>> Begin Source material

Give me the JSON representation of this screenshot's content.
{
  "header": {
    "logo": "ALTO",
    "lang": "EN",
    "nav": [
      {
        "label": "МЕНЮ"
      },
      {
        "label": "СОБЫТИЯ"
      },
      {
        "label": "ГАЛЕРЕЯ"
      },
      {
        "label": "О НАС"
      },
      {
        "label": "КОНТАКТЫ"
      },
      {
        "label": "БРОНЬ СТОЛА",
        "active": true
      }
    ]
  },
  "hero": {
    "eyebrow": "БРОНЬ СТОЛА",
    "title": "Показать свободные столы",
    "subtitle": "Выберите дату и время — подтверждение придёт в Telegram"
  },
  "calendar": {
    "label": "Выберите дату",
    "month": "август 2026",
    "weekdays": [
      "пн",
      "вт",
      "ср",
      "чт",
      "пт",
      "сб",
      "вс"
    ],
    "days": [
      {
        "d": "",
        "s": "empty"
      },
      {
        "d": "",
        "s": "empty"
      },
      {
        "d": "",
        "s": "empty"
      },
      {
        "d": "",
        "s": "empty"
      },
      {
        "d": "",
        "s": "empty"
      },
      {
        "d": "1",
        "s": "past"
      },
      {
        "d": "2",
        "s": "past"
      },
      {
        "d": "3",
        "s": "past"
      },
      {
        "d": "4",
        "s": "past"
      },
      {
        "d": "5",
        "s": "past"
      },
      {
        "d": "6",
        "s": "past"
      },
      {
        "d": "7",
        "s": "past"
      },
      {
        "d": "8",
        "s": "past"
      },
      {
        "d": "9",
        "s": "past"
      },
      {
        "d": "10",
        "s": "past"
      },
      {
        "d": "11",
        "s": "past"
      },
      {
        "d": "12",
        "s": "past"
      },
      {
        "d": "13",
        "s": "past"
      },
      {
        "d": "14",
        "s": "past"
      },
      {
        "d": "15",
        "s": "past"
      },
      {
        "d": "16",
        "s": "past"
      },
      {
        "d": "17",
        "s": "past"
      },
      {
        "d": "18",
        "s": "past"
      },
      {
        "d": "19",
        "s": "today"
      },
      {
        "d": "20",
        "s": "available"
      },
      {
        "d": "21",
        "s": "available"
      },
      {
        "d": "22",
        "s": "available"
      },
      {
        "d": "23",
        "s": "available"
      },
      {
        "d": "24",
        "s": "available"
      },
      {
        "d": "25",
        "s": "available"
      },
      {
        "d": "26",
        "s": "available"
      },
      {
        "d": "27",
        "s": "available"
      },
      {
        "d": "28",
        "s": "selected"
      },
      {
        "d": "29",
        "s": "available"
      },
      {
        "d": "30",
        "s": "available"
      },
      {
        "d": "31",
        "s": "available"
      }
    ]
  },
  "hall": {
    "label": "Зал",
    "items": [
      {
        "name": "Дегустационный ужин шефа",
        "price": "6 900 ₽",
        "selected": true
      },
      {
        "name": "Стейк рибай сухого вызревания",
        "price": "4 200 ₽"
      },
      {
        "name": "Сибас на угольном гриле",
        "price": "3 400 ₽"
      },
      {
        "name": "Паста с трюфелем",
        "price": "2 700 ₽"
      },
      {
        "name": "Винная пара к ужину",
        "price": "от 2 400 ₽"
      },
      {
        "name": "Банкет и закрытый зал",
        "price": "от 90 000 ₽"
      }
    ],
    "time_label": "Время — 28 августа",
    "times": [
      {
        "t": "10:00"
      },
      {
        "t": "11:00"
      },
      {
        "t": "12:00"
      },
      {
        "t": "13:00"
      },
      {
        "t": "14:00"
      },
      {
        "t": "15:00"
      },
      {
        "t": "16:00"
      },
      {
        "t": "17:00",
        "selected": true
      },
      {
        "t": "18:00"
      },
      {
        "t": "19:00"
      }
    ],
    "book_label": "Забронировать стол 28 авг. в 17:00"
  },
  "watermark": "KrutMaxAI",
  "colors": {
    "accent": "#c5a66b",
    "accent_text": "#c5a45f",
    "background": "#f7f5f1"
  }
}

>> End Source material

**Work to do**:
Which lines hold the word "price"? Show each one.

**Result of the task**:
        "price": "6 900 ₽",
        "price": "4 200 ₽"
        "price": "3 400 ₽"
        "price": "2 700 ₽"
        "price": "от 2 400 ₽"
        "price": "от 90 000 ₽"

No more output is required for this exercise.